Input rows -
>> begin

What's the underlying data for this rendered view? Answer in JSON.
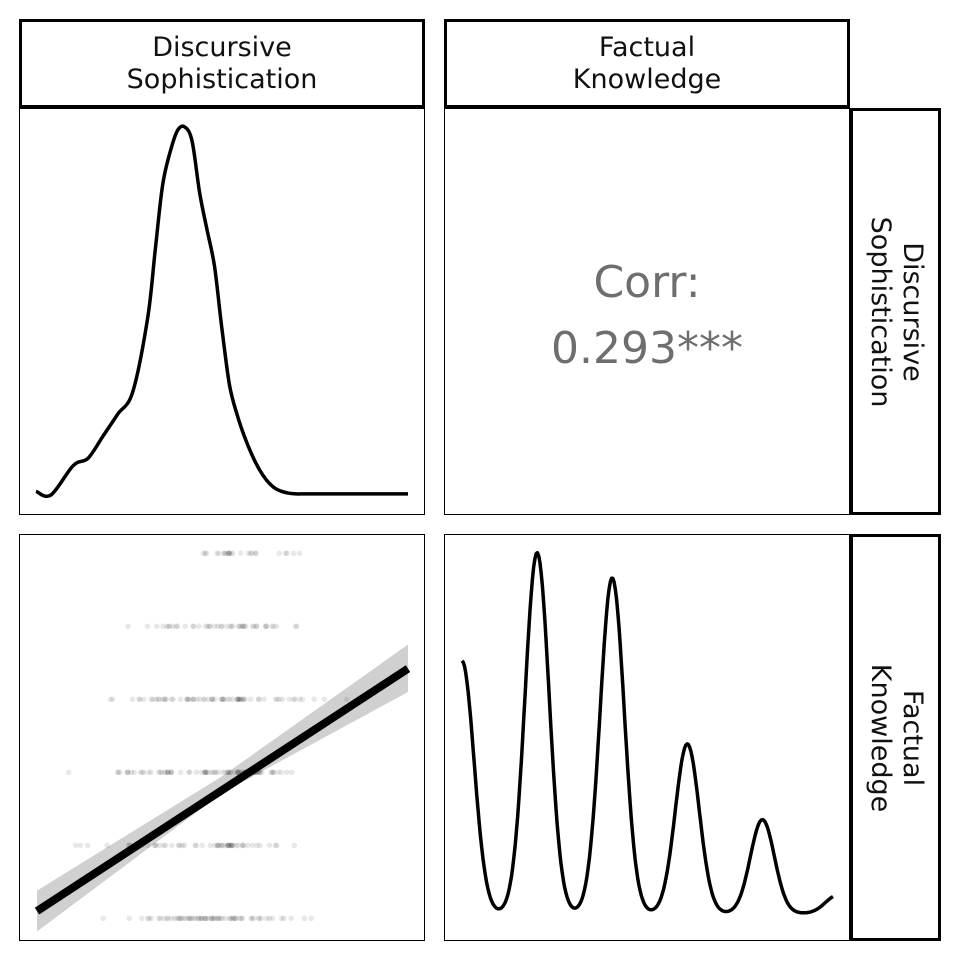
{
  "strips": {
    "top": [
      {
        "line1": "Discursive",
        "line2": "Sophistication"
      },
      {
        "line1": "Factual",
        "line2": "Knowledge"
      }
    ],
    "right": [
      {
        "line1": "Discursive",
        "line2": "Sophistication"
      },
      {
        "line1": "Factual",
        "line2": "Knowledge"
      }
    ]
  },
  "colors": {
    "line": "#000000",
    "band": "#d0d0d0",
    "points": "#000000",
    "corr_text": "#6e6e6e"
  },
  "chart_data": [
    {
      "type": "line",
      "panel": "Discursive Sophistication density",
      "x": [
        0.0,
        0.04,
        0.1,
        0.14,
        0.18,
        0.22,
        0.26,
        0.3,
        0.32,
        0.34,
        0.36,
        0.38,
        0.4,
        0.42,
        0.44,
        0.46,
        0.48,
        0.5,
        0.52,
        0.54,
        0.56,
        0.58,
        0.6,
        0.62,
        0.64,
        0.66,
        0.68,
        0.7,
        0.72,
        0.76,
        0.8,
        0.86,
        0.92,
        1.0
      ],
      "y": [
        0.01,
        0.0,
        0.08,
        0.1,
        0.16,
        0.22,
        0.28,
        0.48,
        0.66,
        0.84,
        0.93,
        0.99,
        1.0,
        0.96,
        0.82,
        0.72,
        0.62,
        0.45,
        0.3,
        0.22,
        0.16,
        0.11,
        0.07,
        0.04,
        0.02,
        0.01,
        0.005,
        0.003,
        0.003,
        0.003,
        0.003,
        0.003,
        0.003,
        0.003
      ],
      "xlim": [
        0,
        1
      ],
      "ylim": [
        0,
        1
      ]
    },
    {
      "type": "text",
      "panel": "correlation",
      "label": "Corr:",
      "value": "0.293***"
    },
    {
      "type": "scatter",
      "panel": "Factual Knowledge vs Discursive Sophistication",
      "levels": [
        0,
        1,
        2,
        3,
        4,
        5
      ],
      "ranges": [
        [
          0.1,
          0.8
        ],
        [
          0.05,
          0.75
        ],
        [
          0.0,
          0.78
        ],
        [
          0.1,
          1.0
        ],
        [
          0.2,
          0.75
        ],
        [
          0.4,
          0.8
        ]
      ],
      "centers": [
        0.45,
        0.45,
        0.48,
        0.5,
        0.52,
        0.52
      ],
      "points_per_level": [
        70,
        55,
        80,
        70,
        45,
        25
      ],
      "fit": {
        "x": [
          0,
          1
        ],
        "y": [
          0.1,
          3.42
        ]
      },
      "band": {
        "x": [
          0,
          0.5,
          1
        ],
        "lower": [
          -0.18,
          1.72,
          3.1
        ],
        "upper": [
          0.38,
          1.95,
          3.75
        ]
      },
      "xlim": [
        0,
        1
      ],
      "ylim": [
        -0.2,
        5.25
      ]
    },
    {
      "type": "line",
      "panel": "Factual Knowledge density",
      "peaks": [
        {
          "x": 0.0,
          "h": 0.7
        },
        {
          "x": 1.0,
          "h": 1.0
        },
        {
          "x": 2.0,
          "h": 0.93
        },
        {
          "x": 3.0,
          "h": 0.47
        },
        {
          "x": 4.0,
          "h": 0.26
        },
        {
          "x": 5.0,
          "h": 0.05
        }
      ],
      "baseline": 0.01,
      "sigma": 0.16,
      "xlim": [
        0,
        4.94
      ],
      "ylim": [
        0,
        1.02
      ]
    }
  ]
}
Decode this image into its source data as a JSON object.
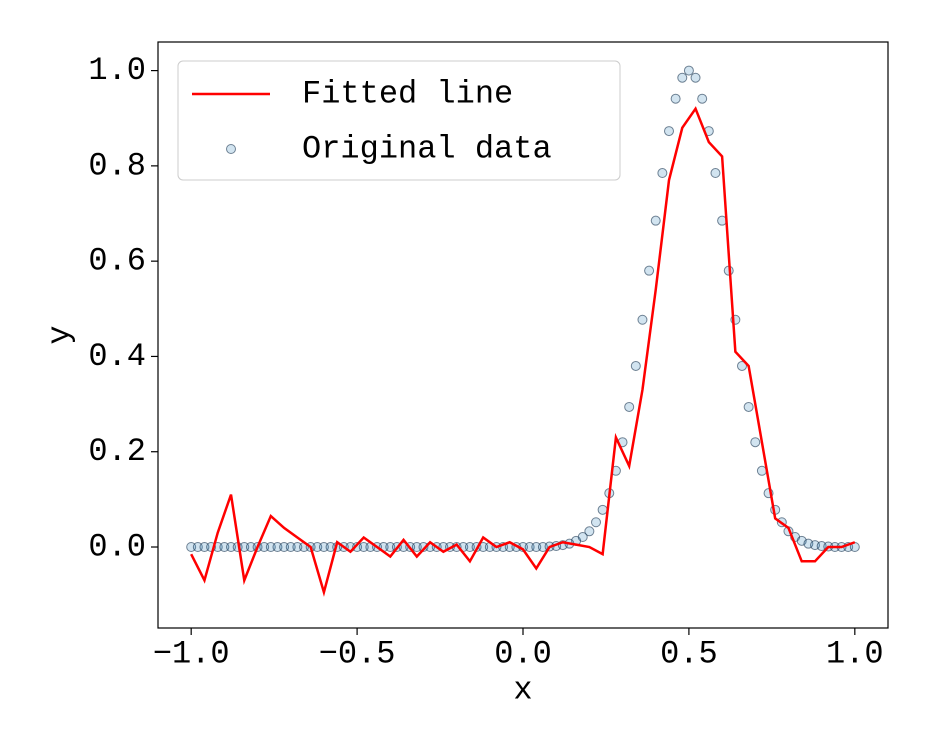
{
  "chart_data": {
    "type": "line-scatter",
    "xlabel": "x",
    "ylabel": "y",
    "xlim": [
      -1.1,
      1.1
    ],
    "ylim": [
      -0.17,
      1.06
    ],
    "xticks": [
      {
        "value": -1,
        "label": "−1.0"
      },
      {
        "value": -0.5,
        "label": "−0.5"
      },
      {
        "value": 0,
        "label": "0.0"
      },
      0.5,
      {
        "value": 1,
        "label": "1.0"
      }
    ],
    "yticks": [
      {
        "value": 0,
        "label": "0.0"
      },
      0.2,
      0.4,
      0.6,
      0.8,
      {
        "value": 1,
        "label": "1.0"
      }
    ],
    "legend": "upper left",
    "series": [
      {
        "name": "Fitted line",
        "kind": "line",
        "color": "#ff0000",
        "x": [
          -1,
          -0.96,
          -0.92,
          -0.88,
          -0.84,
          -0.8,
          -0.76,
          -0.72,
          -0.68,
          -0.64,
          -0.6,
          -0.56,
          -0.52,
          -0.48,
          -0.44,
          -0.4,
          -0.36,
          -0.32,
          -0.28,
          -0.24,
          -0.2,
          -0.16,
          -0.12,
          -0.08,
          -0.04,
          0,
          0.04,
          0.08,
          0.12,
          0.16,
          0.2,
          0.24,
          0.28,
          0.32,
          0.36,
          0.4,
          0.44,
          0.48,
          0.52,
          0.56,
          0.6,
          0.64,
          0.68,
          0.72,
          0.76,
          0.8,
          0.84,
          0.88,
          0.92,
          0.96,
          1
        ],
        "values": [
          -0.015,
          -0.07,
          0.03,
          0.11,
          -0.07,
          0,
          0.065,
          0.04,
          0.02,
          0,
          -0.095,
          0.01,
          -0.01,
          0.02,
          0,
          -0.02,
          0.015,
          -0.02,
          0.01,
          -0.01,
          0.005,
          -0.03,
          0.02,
          0,
          0.01,
          -0.005,
          -0.045,
          0,
          0.01,
          0.005,
          0,
          -0.015,
          0.23,
          0.17,
          0.33,
          0.54,
          0.77,
          0.88,
          0.92,
          0.85,
          0.82,
          0.41,
          0.38,
          0.22,
          0.06,
          0.04,
          -0.03,
          -0.03,
          0,
          0,
          0.01
        ]
      },
      {
        "name": "Original data",
        "kind": "scatter",
        "color": "#1f77b4",
        "x": [
          -1,
          -0.98,
          -0.96,
          -0.94,
          -0.92,
          -0.9,
          -0.88,
          -0.86,
          -0.84,
          -0.82,
          -0.8,
          -0.78,
          -0.76,
          -0.74,
          -0.72,
          -0.7,
          -0.68,
          -0.66,
          -0.64,
          -0.62,
          -0.6,
          -0.58,
          -0.56,
          -0.54,
          -0.52,
          -0.5,
          -0.48,
          -0.46,
          -0.44,
          -0.42,
          -0.4,
          -0.38,
          -0.36,
          -0.34,
          -0.32,
          -0.3,
          -0.28,
          -0.26,
          -0.24,
          -0.22,
          -0.2,
          -0.18,
          -0.16,
          -0.14,
          -0.12,
          -0.1,
          -0.08,
          -0.06,
          -0.04,
          -0.02,
          0,
          0.02,
          0.04,
          0.06,
          0.08,
          0.1,
          0.12,
          0.14,
          0.16,
          0.18,
          0.2,
          0.22,
          0.24,
          0.26,
          0.28,
          0.3,
          0.32,
          0.34,
          0.36,
          0.38,
          0.4,
          0.42,
          0.44,
          0.46,
          0.48,
          0.5,
          0.52,
          0.54,
          0.56,
          0.58,
          0.6,
          0.62,
          0.64,
          0.66,
          0.68,
          0.7,
          0.72,
          0.74,
          0.76,
          0.78,
          0.8,
          0.82,
          0.84,
          0.86,
          0.88,
          0.9,
          0.92,
          0.94,
          0.96,
          0.98,
          1
        ],
        "values": [
          0,
          0,
          0,
          0,
          0,
          0,
          0,
          0,
          0,
          0,
          0,
          0,
          0,
          0,
          0,
          0,
          0,
          0,
          0,
          0,
          0,
          0,
          0,
          0,
          0,
          0,
          0,
          0,
          0,
          0,
          0,
          0,
          0,
          0,
          0,
          0,
          0,
          0,
          0,
          0,
          0,
          0,
          0,
          0,
          0,
          0,
          0,
          0,
          0,
          0,
          0,
          0,
          0,
          0,
          0.001,
          0.002,
          0.004,
          0.007,
          0.013,
          0.021,
          0.033,
          0.052,
          0.078,
          0.113,
          0.16,
          0.22,
          0.294,
          0.38,
          0.477,
          0.58,
          0.685,
          0.785,
          0.873,
          0.941,
          0.985,
          1,
          0.985,
          0.941,
          0.873,
          0.785,
          0.685,
          0.58,
          0.477,
          0.38,
          0.294,
          0.22,
          0.16,
          0.113,
          0.078,
          0.052,
          0.033,
          0.021,
          0.013,
          0.007,
          0.004,
          0.002,
          0.001,
          0,
          0,
          0,
          0
        ]
      }
    ]
  }
}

>> end

Instructions for the task - Check every line for "Factual" and show the ones that have it.

Output of the task -
        "line1": "Factual",
        "line1": "Factual",
      "panel": "Factual Knowledge vs Discursive Sophistication",
      "panel": "Factual Knowledge density",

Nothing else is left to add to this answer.